* **What you should do**
Write the data out again exactly, with no pictures.

* **Data**
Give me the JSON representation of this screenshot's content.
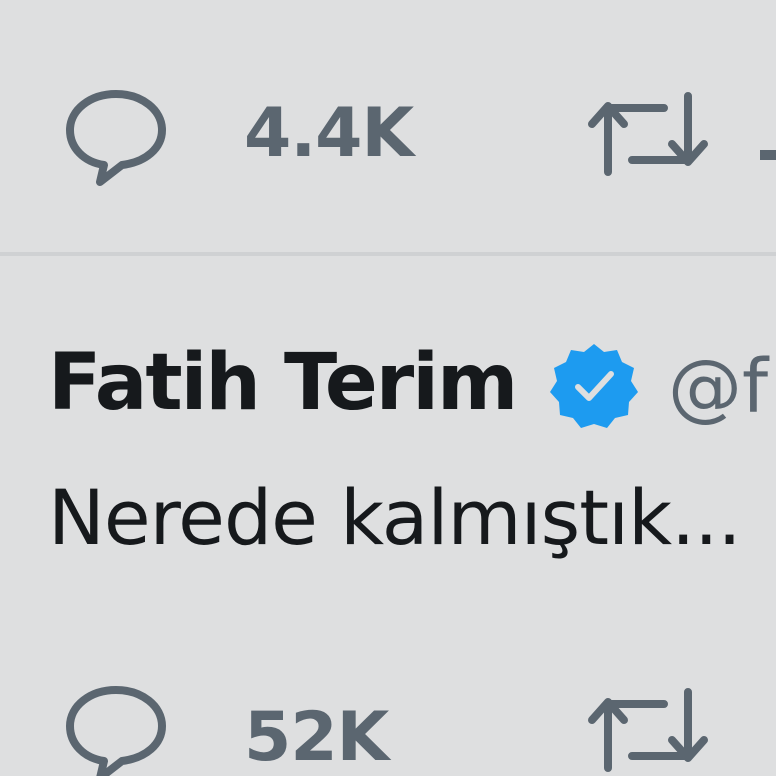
{
  "previous_tweet": {
    "reply_count": "4.4K"
  },
  "tweet": {
    "author_name": "Fatih Terim",
    "verified_icon": "verified-badge-icon",
    "handle": "@f",
    "text": "Nerede kalmıştık...",
    "reply_count": "52K"
  },
  "colors": {
    "background": "#dedfe0",
    "text_primary": "#16191c",
    "text_secondary": "#5b6670",
    "verified_blue": "#1d9bf0",
    "divider": "#cfd1d3"
  },
  "icons": {
    "reply": "speech-bubble-icon",
    "retweet": "retweet-arrows-icon"
  }
}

* **Answer below**
Give me the JSON representation of this screenshot's content.
{
  "previous_tweet": {
    "reply_count": "4.4K"
  },
  "tweet": {
    "author_name": "Fatih Terim",
    "verified_icon": "verified-badge-icon",
    "handle": "@f",
    "text": "Nerede kalmıştık...",
    "reply_count": "52K"
  },
  "colors": {
    "background": "#dedfe0",
    "text_primary": "#16191c",
    "text_secondary": "#5b6670",
    "verified_blue": "#1d9bf0",
    "divider": "#cfd1d3"
  },
  "icons": {
    "reply": "speech-bubble-icon",
    "retweet": "retweet-arrows-icon"
  }
}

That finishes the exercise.